** start Data shown **
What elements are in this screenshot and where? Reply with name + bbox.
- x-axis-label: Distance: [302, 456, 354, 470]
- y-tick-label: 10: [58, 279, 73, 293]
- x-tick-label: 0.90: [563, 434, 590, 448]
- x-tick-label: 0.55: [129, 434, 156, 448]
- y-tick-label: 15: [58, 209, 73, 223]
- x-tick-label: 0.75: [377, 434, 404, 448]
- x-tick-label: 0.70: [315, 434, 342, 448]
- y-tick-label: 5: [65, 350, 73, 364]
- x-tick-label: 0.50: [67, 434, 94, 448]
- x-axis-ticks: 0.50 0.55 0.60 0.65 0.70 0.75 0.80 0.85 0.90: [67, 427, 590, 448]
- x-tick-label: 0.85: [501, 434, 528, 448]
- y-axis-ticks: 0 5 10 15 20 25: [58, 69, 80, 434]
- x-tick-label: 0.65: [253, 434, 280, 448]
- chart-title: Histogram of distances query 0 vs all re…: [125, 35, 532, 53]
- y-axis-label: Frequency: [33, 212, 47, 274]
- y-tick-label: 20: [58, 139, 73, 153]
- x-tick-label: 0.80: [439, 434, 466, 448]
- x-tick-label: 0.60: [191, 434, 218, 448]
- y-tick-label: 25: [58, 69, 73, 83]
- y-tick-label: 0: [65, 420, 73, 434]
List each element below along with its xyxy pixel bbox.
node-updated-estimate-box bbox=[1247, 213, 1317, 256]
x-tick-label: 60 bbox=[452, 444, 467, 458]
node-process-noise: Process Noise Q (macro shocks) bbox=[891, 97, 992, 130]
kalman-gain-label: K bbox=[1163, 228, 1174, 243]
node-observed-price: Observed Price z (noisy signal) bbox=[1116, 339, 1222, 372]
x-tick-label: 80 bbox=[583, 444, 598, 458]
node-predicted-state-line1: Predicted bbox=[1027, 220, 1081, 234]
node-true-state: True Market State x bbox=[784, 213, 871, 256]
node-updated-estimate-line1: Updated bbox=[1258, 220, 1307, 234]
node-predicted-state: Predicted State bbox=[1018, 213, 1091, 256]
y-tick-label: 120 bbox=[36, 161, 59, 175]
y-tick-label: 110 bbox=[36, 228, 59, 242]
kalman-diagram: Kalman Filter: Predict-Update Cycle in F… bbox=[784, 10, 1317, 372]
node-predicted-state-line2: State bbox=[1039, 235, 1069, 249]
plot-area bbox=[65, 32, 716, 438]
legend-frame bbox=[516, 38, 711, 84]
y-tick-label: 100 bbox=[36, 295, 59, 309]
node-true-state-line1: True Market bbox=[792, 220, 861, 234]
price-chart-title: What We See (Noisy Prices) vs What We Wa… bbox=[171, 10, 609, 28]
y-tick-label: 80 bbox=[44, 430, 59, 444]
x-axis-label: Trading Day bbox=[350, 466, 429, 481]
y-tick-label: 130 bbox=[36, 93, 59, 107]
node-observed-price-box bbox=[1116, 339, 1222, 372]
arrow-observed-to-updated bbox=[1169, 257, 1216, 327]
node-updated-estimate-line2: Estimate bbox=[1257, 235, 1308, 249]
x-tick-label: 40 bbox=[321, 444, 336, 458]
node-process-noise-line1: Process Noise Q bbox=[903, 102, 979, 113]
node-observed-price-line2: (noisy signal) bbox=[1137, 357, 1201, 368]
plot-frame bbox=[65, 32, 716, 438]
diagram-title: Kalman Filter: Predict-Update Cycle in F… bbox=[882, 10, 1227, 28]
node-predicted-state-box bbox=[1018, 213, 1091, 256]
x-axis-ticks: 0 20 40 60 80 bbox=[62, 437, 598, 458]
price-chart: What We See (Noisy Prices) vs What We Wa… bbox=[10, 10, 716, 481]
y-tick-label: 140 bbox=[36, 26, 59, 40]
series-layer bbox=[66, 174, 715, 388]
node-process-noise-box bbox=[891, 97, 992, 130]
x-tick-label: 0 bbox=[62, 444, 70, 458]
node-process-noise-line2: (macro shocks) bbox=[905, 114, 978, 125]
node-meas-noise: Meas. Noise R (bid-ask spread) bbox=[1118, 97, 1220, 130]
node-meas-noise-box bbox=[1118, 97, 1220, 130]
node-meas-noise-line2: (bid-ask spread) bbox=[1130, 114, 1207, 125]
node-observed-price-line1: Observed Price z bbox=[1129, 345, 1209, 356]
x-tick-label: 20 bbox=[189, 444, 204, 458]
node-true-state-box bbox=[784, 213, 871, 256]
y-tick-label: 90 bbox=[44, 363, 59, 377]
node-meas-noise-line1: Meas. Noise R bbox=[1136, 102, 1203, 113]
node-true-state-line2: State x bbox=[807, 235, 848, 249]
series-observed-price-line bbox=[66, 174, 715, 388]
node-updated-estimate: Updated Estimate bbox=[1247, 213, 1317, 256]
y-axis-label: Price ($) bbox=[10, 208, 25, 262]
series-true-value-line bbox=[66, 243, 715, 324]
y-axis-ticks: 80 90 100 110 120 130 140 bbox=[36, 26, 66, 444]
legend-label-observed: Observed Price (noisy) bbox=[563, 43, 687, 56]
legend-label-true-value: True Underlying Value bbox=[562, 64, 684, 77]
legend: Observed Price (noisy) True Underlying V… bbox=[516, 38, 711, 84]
** end Data shown **
Could you reproduce all of the data above word for word, from the first line through the last?

What elements are in this screenshot and where? Reply with name + bbox.
- x-axis-label: Distance: [302, 456, 354, 470]
- y-tick-label: 10: [58, 279, 73, 293]
- x-tick-label: 0.90: [563, 434, 590, 448]
- x-tick-label: 0.55: [129, 434, 156, 448]
- y-tick-label: 15: [58, 209, 73, 223]
- x-tick-label: 0.75: [377, 434, 404, 448]
- x-tick-label: 0.70: [315, 434, 342, 448]
- y-tick-label: 5: [65, 350, 73, 364]
- x-tick-label: 0.50: [67, 434, 94, 448]
- x-axis-ticks: 0.50 0.55 0.60 0.65 0.70 0.75 0.80 0.85 0.90: [67, 427, 590, 448]
- x-tick-label: 0.85: [501, 434, 528, 448]
- y-axis-ticks: 0 5 10 15 20 25: [58, 69, 80, 434]
- x-tick-label: 0.65: [253, 434, 280, 448]
- chart-title: Histogram of distances query 0 vs all re…: [125, 35, 532, 53]
- y-axis-label: Frequency: [33, 212, 47, 274]
- y-tick-label: 20: [58, 139, 73, 153]
- x-tick-label: 0.80: [439, 434, 466, 448]
- x-tick-label: 0.60: [191, 434, 218, 448]
- y-tick-label: 25: [58, 69, 73, 83]
- y-tick-label: 0: [65, 420, 73, 434]
List each element below along with its xyxy pixel bbox.
node-updated-estimate-box bbox=[1247, 213, 1317, 256]
x-tick-label: 60 bbox=[452, 444, 467, 458]
node-process-noise: Process Noise Q (macro shocks) bbox=[891, 97, 992, 130]
kalman-gain-label: K bbox=[1163, 228, 1174, 243]
node-observed-price: Observed Price z (noisy signal) bbox=[1116, 339, 1222, 372]
x-tick-label: 80 bbox=[583, 444, 598, 458]
node-predicted-state-line1: Predicted bbox=[1027, 220, 1081, 234]
node-true-state: True Market State x bbox=[784, 213, 871, 256]
node-updated-estimate-line1: Updated bbox=[1258, 220, 1307, 234]
node-predicted-state: Predicted State bbox=[1018, 213, 1091, 256]
y-tick-label: 120 bbox=[36, 161, 59, 175]
y-tick-label: 110 bbox=[36, 228, 59, 242]
kalman-diagram: Kalman Filter: Predict-Update Cycle in F… bbox=[784, 10, 1317, 372]
node-predicted-state-line2: State bbox=[1039, 235, 1069, 249]
plot-area bbox=[65, 32, 716, 438]
legend-frame bbox=[516, 38, 711, 84]
y-tick-label: 100 bbox=[36, 295, 59, 309]
node-true-state-line1: True Market bbox=[792, 220, 861, 234]
price-chart-title: What We See (Noisy Prices) vs What We Wa… bbox=[171, 10, 609, 28]
y-tick-label: 80 bbox=[44, 430, 59, 444]
x-axis-label: Trading Day bbox=[350, 466, 429, 481]
y-tick-label: 130 bbox=[36, 93, 59, 107]
node-observed-price-box bbox=[1116, 339, 1222, 372]
arrow-observed-to-updated bbox=[1169, 257, 1216, 327]
node-updated-estimate-line2: Estimate bbox=[1257, 235, 1308, 249]
x-tick-label: 40 bbox=[321, 444, 336, 458]
node-process-noise-line1: Process Noise Q bbox=[903, 102, 979, 113]
node-observed-price-line2: (noisy signal) bbox=[1137, 357, 1201, 368]
plot-frame bbox=[65, 32, 716, 438]
diagram-title: Kalman Filter: Predict-Update Cycle in F… bbox=[882, 10, 1227, 28]
node-predicted-state-box bbox=[1018, 213, 1091, 256]
x-axis-ticks: 0 20 40 60 80 bbox=[62, 437, 598, 458]
price-chart: What We See (Noisy Prices) vs What We Wa… bbox=[10, 10, 716, 481]
y-tick-label: 140 bbox=[36, 26, 59, 40]
series-layer bbox=[66, 174, 715, 388]
node-process-noise-box bbox=[891, 97, 992, 130]
x-tick-label: 0 bbox=[62, 444, 70, 458]
node-process-noise-line2: (macro shocks) bbox=[905, 114, 978, 125]
node-meas-noise: Meas. Noise R (bid-ask spread) bbox=[1118, 97, 1220, 130]
node-meas-noise-box bbox=[1118, 97, 1220, 130]
node-meas-noise-line2: (bid-ask spread) bbox=[1130, 114, 1207, 125]
node-observed-price-line1: Observed Price z bbox=[1129, 345, 1209, 356]
x-tick-label: 20 bbox=[189, 444, 204, 458]
node-true-state-box bbox=[784, 213, 871, 256]
y-tick-label: 90 bbox=[44, 363, 59, 377]
node-meas-noise-line1: Meas. Noise R bbox=[1136, 102, 1203, 113]
node-true-state-line2: State x bbox=[807, 235, 848, 249]
series-observed-price-line bbox=[66, 174, 715, 388]
node-updated-estimate: Updated Estimate bbox=[1247, 213, 1317, 256]
y-axis-label: Price ($) bbox=[10, 208, 25, 262]
series-true-value-line bbox=[66, 243, 715, 324]
y-axis-ticks: 80 90 100 110 120 130 140 bbox=[36, 26, 66, 444]
legend-label-observed: Observed Price (noisy) bbox=[563, 43, 687, 56]
legend-label-true-value: True Underlying Value bbox=[562, 64, 684, 77]
legend: Observed Price (noisy) True Underlying V… bbox=[516, 38, 711, 84]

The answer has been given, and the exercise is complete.